**STATED EXERCISE:** Set each record down exactly, excluding all images.
== THE INPUT
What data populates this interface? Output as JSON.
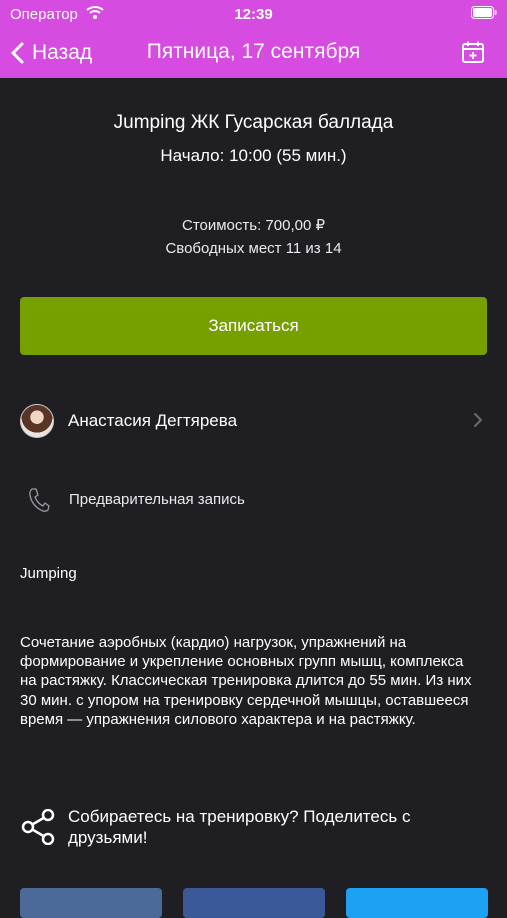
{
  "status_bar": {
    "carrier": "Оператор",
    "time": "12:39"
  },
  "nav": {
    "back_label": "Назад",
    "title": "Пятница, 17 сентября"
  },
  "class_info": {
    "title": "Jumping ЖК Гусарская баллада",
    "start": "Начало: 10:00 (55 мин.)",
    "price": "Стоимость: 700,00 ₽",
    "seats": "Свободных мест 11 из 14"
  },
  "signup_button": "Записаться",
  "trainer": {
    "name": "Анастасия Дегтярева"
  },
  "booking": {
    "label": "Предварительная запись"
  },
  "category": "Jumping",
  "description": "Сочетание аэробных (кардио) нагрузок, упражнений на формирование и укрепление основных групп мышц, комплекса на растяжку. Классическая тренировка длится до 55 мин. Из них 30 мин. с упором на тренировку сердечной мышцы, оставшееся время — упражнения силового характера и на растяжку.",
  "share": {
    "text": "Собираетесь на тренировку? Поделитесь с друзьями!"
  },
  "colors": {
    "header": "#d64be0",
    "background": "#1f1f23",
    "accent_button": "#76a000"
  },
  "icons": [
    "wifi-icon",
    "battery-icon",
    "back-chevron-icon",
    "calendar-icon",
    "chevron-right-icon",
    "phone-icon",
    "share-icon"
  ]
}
====
**ANSWER:**
What data populates this interface? Output as JSON.
{
  "status_bar": {
    "carrier": "Оператор",
    "time": "12:39"
  },
  "nav": {
    "back_label": "Назад",
    "title": "Пятница, 17 сентября"
  },
  "class_info": {
    "title": "Jumping ЖК Гусарская баллада",
    "start": "Начало: 10:00 (55 мин.)",
    "price": "Стоимость: 700,00 ₽",
    "seats": "Свободных мест 11 из 14"
  },
  "signup_button": "Записаться",
  "trainer": {
    "name": "Анастасия Дегтярева"
  },
  "booking": {
    "label": "Предварительная запись"
  },
  "category": "Jumping",
  "description": "Сочетание аэробных (кардио) нагрузок, упражнений на формирование и укрепление основных групп мышц, комплекса на растяжку. Классическая тренировка длится до 55 мин. Из них 30 мин. с упором на тренировку сердечной мышцы, оставшееся время — упражнения силового характера и на растяжку.",
  "share": {
    "text": "Собираетесь на тренировку? Поделитесь с друзьями!"
  },
  "colors": {
    "header": "#d64be0",
    "background": "#1f1f23",
    "accent_button": "#76a000"
  },
  "icons": [
    "wifi-icon",
    "battery-icon",
    "back-chevron-icon",
    "calendar-icon",
    "chevron-right-icon",
    "phone-icon",
    "share-icon"
  ]
}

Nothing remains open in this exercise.